● PROBLEM DETAILS
Give back the full listing, character for character, with no pictures.
* begin STORED RECORDS *
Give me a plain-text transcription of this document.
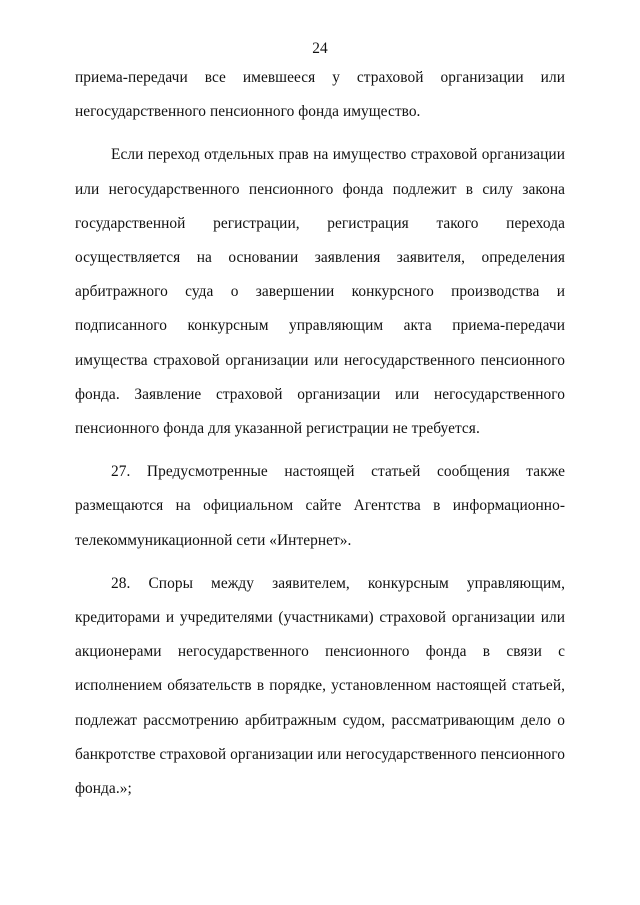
24

приема-передачи все имевшееся у страховой организации или негосударственного пенсионного фонда имущество.

Если переход отдельных прав на имущество страховой организации или негосударственного пенсионного фонда подлежит в силу закона государственной регистрации, регистрация такого перехода осуществляется на основании заявления заявителя, определения арбитражного суда о завершении конкурсного производства и подписанного конкурсным управляющим акта приема-передачи имущества страховой организации или негосударственного пенсионного фонда. Заявление страховой организации или негосударственного пенсионного фонда для указанной регистрации не требуется.

27. Предусмотренные настоящей статьей сообщения также размещаются на официальном сайте Агентства в информационно-телекоммуникационной сети «Интернет».

28. Споры между заявителем, конкурсным управляющим, кредиторами и учредителями (участниками) страховой организации или акционерами негосударственного пенсионного фонда в связи с исполнением обязательств в порядке, установленном настоящей статьей, подлежат рассмотрению арбитражным судом, рассматривающим дело о банкротстве страховой организации или негосударственного пенсионного фонда.»;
* end STORED RECORDS *
● RESPONSE TO THE TASK
Give me a plain-text transcription of this document.
24

приема-передачи все имевшееся у страховой организации или негосударственного пенсионного фонда имущество.

Если переход отдельных прав на имущество страховой организации или негосударственного пенсионного фонда подлежит в силу закона государственной регистрации, регистрация такого перехода осуществляется на основании заявления заявителя, определения арбитражного суда о завершении конкурсного производства и подписанного конкурсным управляющим акта приема-передачи имущества страховой организации или негосударственного пенсионного фонда. Заявление страховой организации или негосударственного пенсионного фонда для указанной регистрации не требуется.

27. Предусмотренные настоящей статьей сообщения также размещаются на официальном сайте Агентства в информационно-телекоммуникационной сети «Интернет».

28. Споры между заявителем, конкурсным управляющим, кредиторами и учредителями (участниками) страховой организации или акционерами негосударственного пенсионного фонда в связи с исполнением обязательств в порядке, установленном настоящей статьей, подлежат рассмотрению арбитражным судом, рассматривающим дело о банкротстве страховой организации или негосударственного пенсионного фонда.»;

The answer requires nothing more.